[RECORDS SHOWN Boundary: Start]

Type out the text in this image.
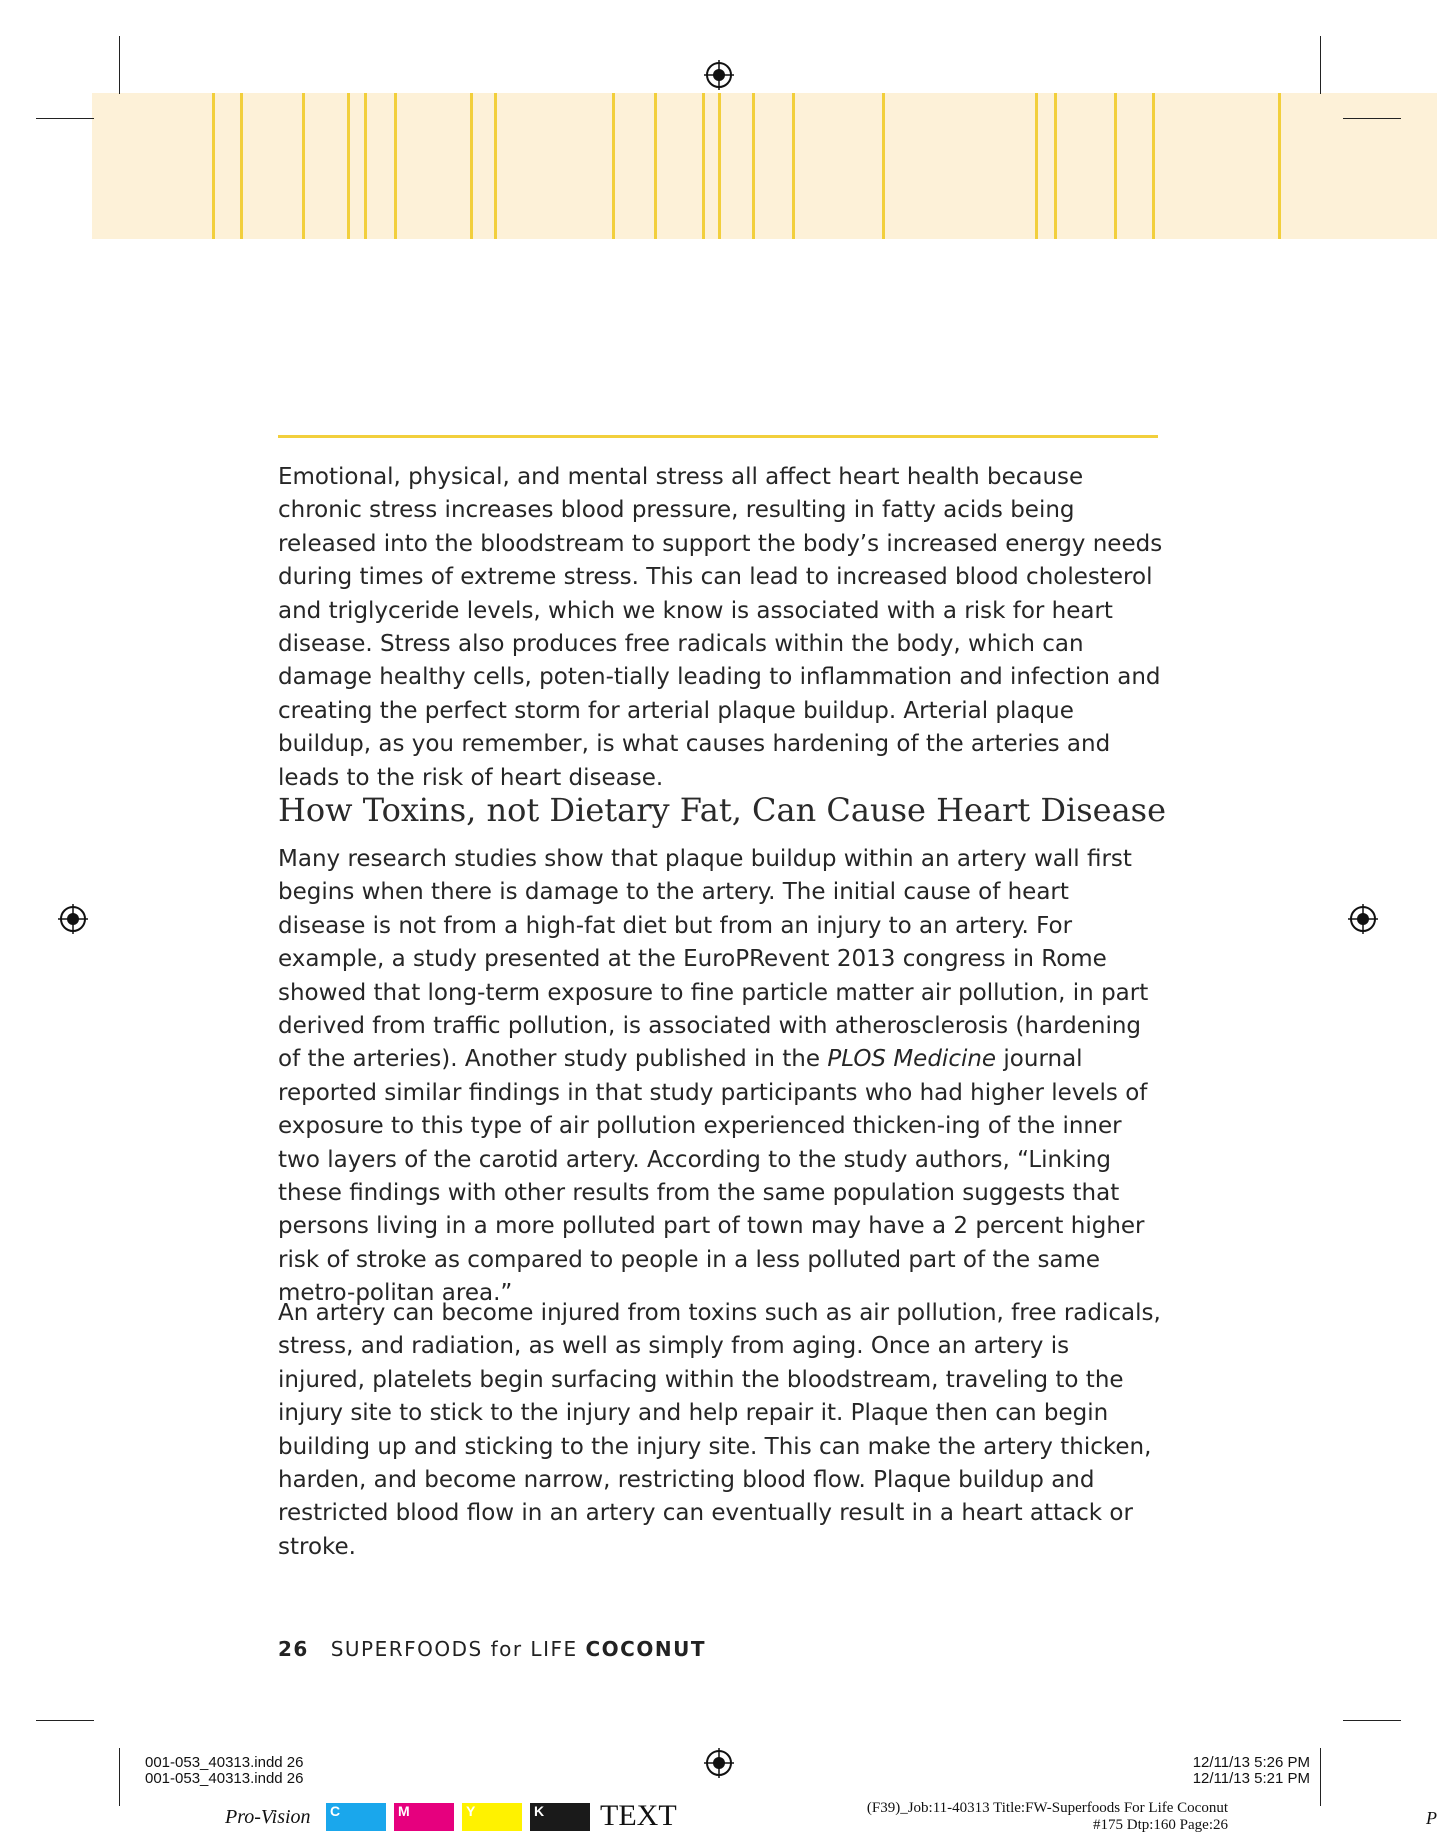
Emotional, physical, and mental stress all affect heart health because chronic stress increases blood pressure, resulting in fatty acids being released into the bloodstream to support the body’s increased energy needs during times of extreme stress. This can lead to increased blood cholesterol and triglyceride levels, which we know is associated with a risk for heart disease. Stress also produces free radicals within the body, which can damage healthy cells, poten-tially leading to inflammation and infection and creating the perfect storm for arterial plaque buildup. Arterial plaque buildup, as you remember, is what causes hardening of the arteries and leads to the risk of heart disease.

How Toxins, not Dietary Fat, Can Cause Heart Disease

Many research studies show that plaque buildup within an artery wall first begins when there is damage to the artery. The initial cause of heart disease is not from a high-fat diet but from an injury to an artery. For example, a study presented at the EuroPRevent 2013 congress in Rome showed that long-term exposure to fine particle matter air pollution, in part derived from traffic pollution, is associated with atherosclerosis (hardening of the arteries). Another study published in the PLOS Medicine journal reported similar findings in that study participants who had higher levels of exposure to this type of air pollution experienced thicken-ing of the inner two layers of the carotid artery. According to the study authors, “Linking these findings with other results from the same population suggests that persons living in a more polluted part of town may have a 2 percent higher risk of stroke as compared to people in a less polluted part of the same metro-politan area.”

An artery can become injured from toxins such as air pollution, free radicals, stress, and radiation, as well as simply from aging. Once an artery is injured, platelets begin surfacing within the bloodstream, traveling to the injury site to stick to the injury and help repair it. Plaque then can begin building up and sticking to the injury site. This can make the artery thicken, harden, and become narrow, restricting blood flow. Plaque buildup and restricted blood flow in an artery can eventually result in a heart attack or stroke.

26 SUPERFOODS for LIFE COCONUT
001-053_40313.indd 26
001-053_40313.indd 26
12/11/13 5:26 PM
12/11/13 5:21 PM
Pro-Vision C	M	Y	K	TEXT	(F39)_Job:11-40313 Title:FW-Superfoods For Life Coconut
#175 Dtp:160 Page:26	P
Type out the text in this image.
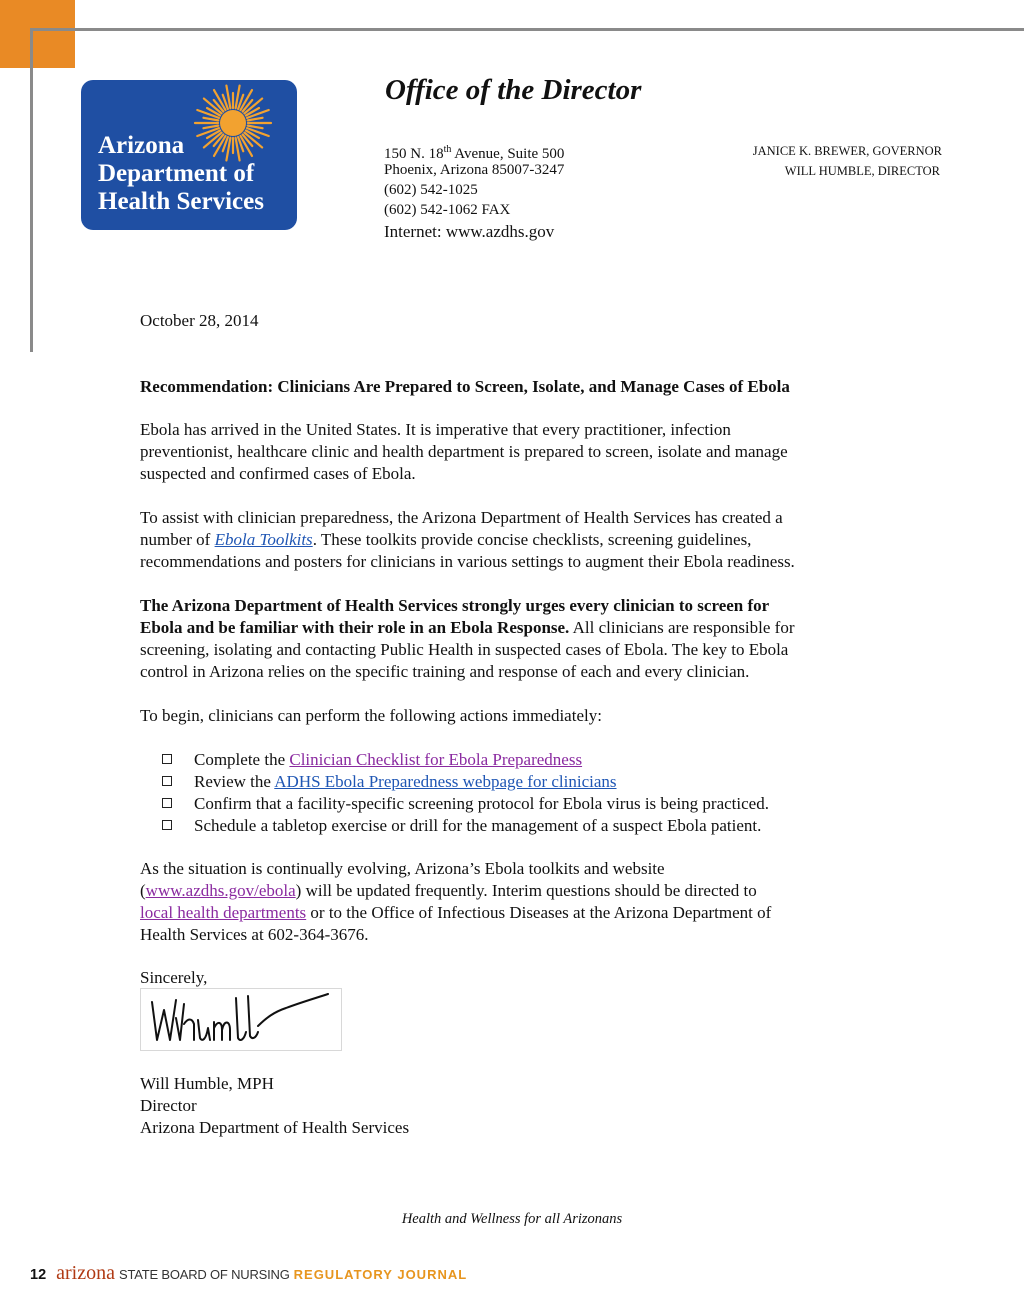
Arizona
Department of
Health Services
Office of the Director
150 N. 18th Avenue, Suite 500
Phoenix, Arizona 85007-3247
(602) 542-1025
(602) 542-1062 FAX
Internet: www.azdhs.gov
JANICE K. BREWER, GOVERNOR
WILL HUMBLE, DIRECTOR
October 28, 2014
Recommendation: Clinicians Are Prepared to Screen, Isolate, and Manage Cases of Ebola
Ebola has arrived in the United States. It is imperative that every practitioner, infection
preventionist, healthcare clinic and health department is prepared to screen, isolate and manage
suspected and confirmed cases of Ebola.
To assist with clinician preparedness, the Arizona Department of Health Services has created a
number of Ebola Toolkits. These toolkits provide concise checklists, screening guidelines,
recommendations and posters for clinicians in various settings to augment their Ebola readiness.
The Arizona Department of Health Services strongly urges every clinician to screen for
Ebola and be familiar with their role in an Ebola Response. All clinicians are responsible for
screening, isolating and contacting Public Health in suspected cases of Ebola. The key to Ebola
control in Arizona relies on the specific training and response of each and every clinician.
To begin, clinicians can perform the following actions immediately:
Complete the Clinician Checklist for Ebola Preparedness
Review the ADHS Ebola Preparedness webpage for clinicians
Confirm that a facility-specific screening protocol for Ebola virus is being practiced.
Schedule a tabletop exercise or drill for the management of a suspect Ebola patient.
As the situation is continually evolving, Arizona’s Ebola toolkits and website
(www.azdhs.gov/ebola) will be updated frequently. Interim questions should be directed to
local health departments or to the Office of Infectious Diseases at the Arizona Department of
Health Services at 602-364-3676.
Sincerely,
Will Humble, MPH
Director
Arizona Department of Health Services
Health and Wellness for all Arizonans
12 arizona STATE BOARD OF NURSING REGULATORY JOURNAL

[RECORDS SHOWN Boundary: End]

**ACTION ITEM:**
The response must repeat all the lines above exactly and include no pictures.

**EXERCISE ANSWER:**
Type out the text in this image.
Emotional, physical, and mental stress all affect heart health because chronic stress increases blood pressure, resulting in fatty acids being released into the bloodstream to support the body’s increased energy needs during times of extreme stress. This can lead to increased blood cholesterol and triglyceride levels, which we know is associated with a risk for heart disease. Stress also produces free radicals within the body, which can damage healthy cells, poten-tially leading to inflammation and infection and creating the perfect storm for arterial plaque buildup. Arterial plaque buildup, as you remember, is what causes hardening of the arteries and leads to the risk of heart disease.

How Toxins, not Dietary Fat, Can Cause Heart Disease

Many research studies show that plaque buildup within an artery wall first begins when there is damage to the artery. The initial cause of heart disease is not from a high-fat diet but from an injury to an artery. For example, a study presented at the EuroPRevent 2013 congress in Rome showed that long-term exposure to fine particle matter air pollution, in part derived from traffic pollution, is associated with atherosclerosis (hardening of the arteries). Another study published in the PLOS Medicine journal reported similar findings in that study participants who had higher levels of exposure to this type of air pollution experienced thicken-ing of the inner two layers of the carotid artery. According to the study authors, “Linking these findings with other results from the same population suggests that persons living in a more polluted part of town may have a 2 percent higher risk of stroke as compared to people in a less polluted part of the same metro-politan area.”

An artery can become injured from toxins such as air pollution, free radicals, stress, and radiation, as well as simply from aging. Once an artery is injured, platelets begin surfacing within the bloodstream, traveling to the injury site to stick to the injury and help repair it. Plaque then can begin building up and sticking to the injury site. This can make the artery thicken, harden, and become narrow, restricting blood flow. Plaque buildup and restricted blood flow in an artery can eventually result in a heart attack or stroke.

26 SUPERFOODS for LIFE COCONUT
001-053_40313.indd 26
001-053_40313.indd 26
12/11/13 5:26 PM
12/11/13 5:21 PM
Pro-Vision C	M	Y	K	TEXT	(F39)_Job:11-40313 Title:FW-Superfoods For Life Coconut
#175 Dtp:160 Page:26	P
Type out the text in this image.
Arizona
Department of
Health Services
Office of the Director
150 N. 18th Avenue, Suite 500
Phoenix, Arizona 85007-3247
(602) 542-1025
(602) 542-1062 FAX
Internet: www.azdhs.gov
JANICE K. BREWER, GOVERNOR
WILL HUMBLE, DIRECTOR
October 28, 2014
Recommendation: Clinicians Are Prepared to Screen, Isolate, and Manage Cases of Ebola
Ebola has arrived in the United States. It is imperative that every practitioner, infection
preventionist, healthcare clinic and health department is prepared to screen, isolate and manage
suspected and confirmed cases of Ebola.
To assist with clinician preparedness, the Arizona Department of Health Services has created a
number of Ebola Toolkits. These toolkits provide concise checklists, screening guidelines,
recommendations and posters for clinicians in various settings to augment their Ebola readiness.
The Arizona Department of Health Services strongly urges every clinician to screen for
Ebola and be familiar with their role in an Ebola Response. All clinicians are responsible for
screening, isolating and contacting Public Health in suspected cases of Ebola. The key to Ebola
control in Arizona relies on the specific training and response of each and every clinician.
To begin, clinicians can perform the following actions immediately:
Complete the Clinician Checklist for Ebola Preparedness
Review the ADHS Ebola Preparedness webpage for clinicians
Confirm that a facility-specific screening protocol for Ebola virus is being practiced.
Schedule a tabletop exercise or drill for the management of a suspect Ebola patient.
As the situation is continually evolving, Arizona’s Ebola toolkits and website
(www.azdhs.gov/ebola) will be updated frequently. Interim questions should be directed to
local health departments or to the Office of Infectious Diseases at the Arizona Department of
Health Services at 602-364-3676.
Sincerely,
Will Humble, MPH
Director
Arizona Department of Health Services
Health and Wellness for all Arizonans
12 arizona STATE BOARD OF NURSING REGULATORY JOURNAL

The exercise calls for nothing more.